──────── Task inputs

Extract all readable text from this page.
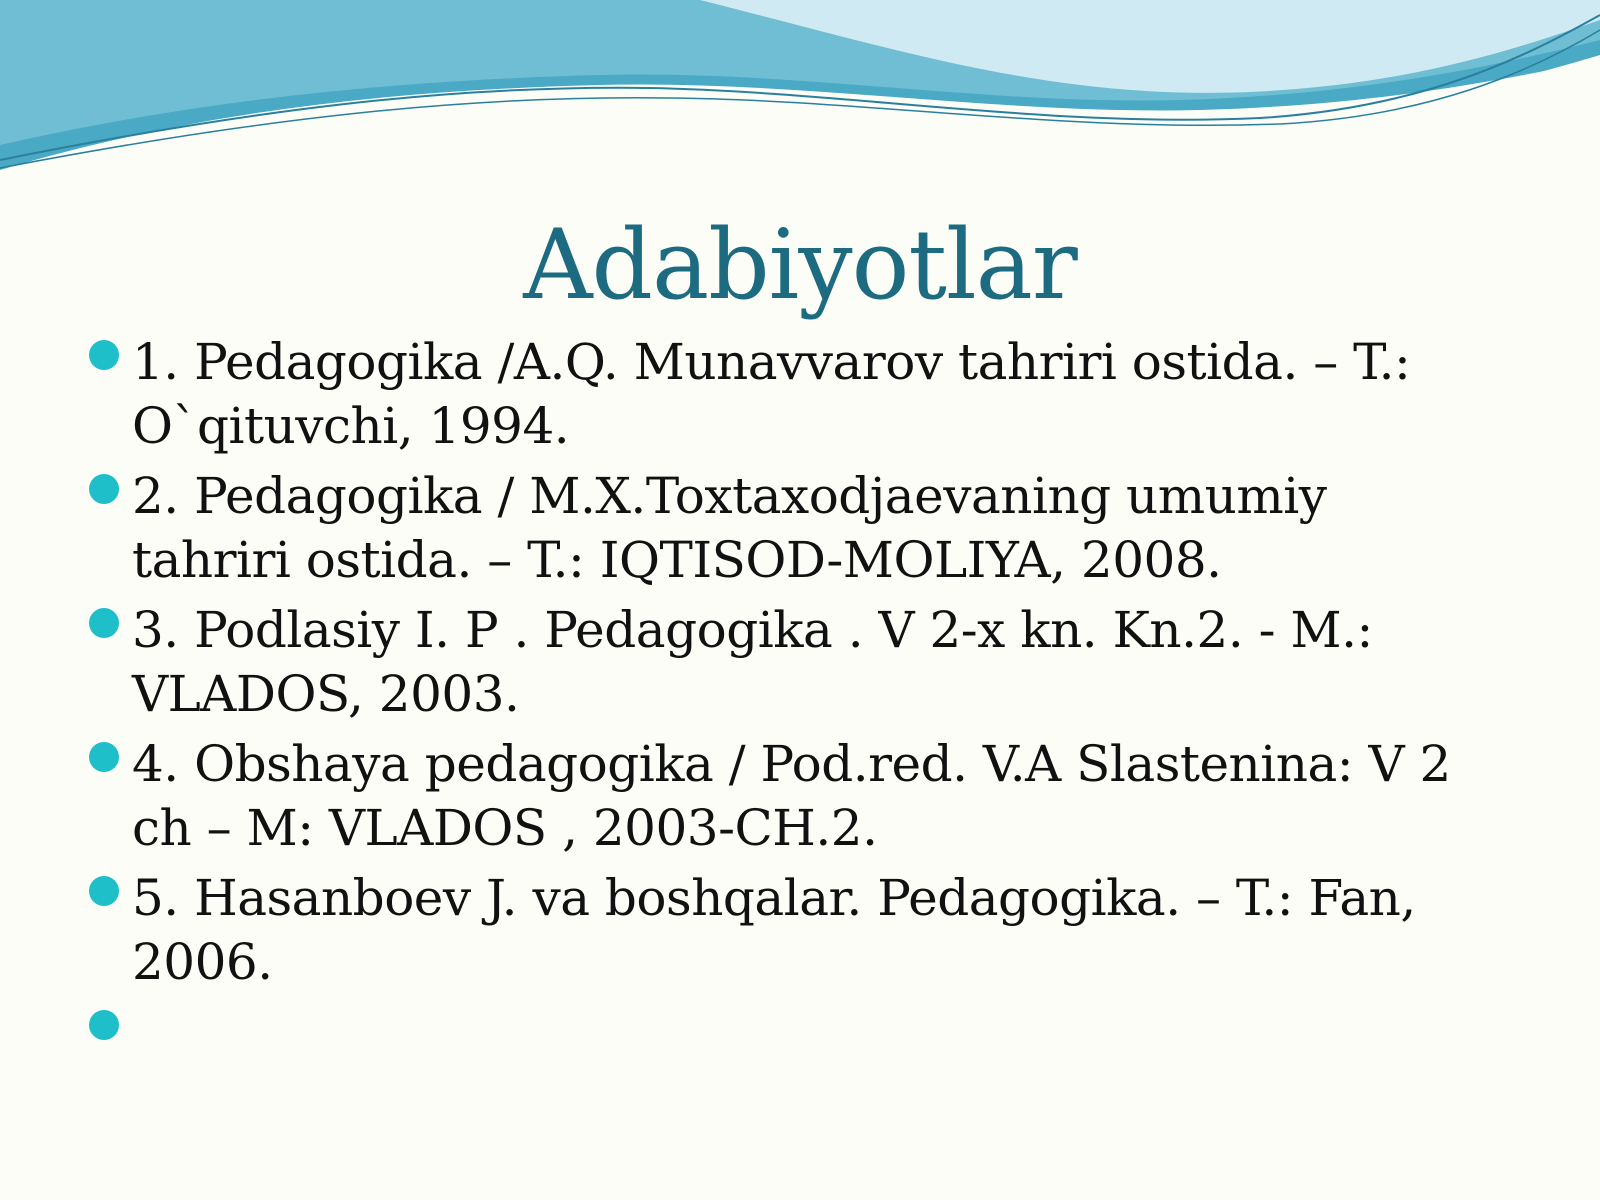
Adabiyotlar
1. Pedagogika /A.Q. Munavvarov tahriri ostida. – T.: O`qituvchi, 1994.
2. Pedagogika / M.X.Toxtaxodjaevaning umumiy tahriri ostida. – T.: IQTISOD-MOLIYA, 2008.
3. Podlasiy I. P . Pedagogika . V 2-x kn. Kn.2. - M.: VLADOS, 2003.
4. Obshaya pedagogika / Pod.red. V.A Slastenina: V 2 ch – M: VLADOS , 2003-CH.2.
5. Hasanboev J. va boshqalar. Pedagogika. – T.: Fan, 2006.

────────────────

- _Exercise task_: Repeat the material above word for word and skip every image in it.

- _Final answer_:
Extract all readable text from this page.
Adabiyotlar
1. Pedagogika /A.Q. Munavvarov tahriri ostida. – T.: O`qituvchi, 1994.
2. Pedagogika / M.X.Toxtaxodjaevaning umumiy tahriri ostida. – T.: IQTISOD-MOLIYA, 2008.
3. Podlasiy I. P . Pedagogika . V 2-x kn. Kn.2. - M.: VLADOS, 2003.
4. Obshaya pedagogika / Pod.red. V.A Slastenina: V 2 ch – M: VLADOS , 2003-CH.2.
5. Hasanboev J. va boshqalar. Pedagogika. – T.: Fan, 2006.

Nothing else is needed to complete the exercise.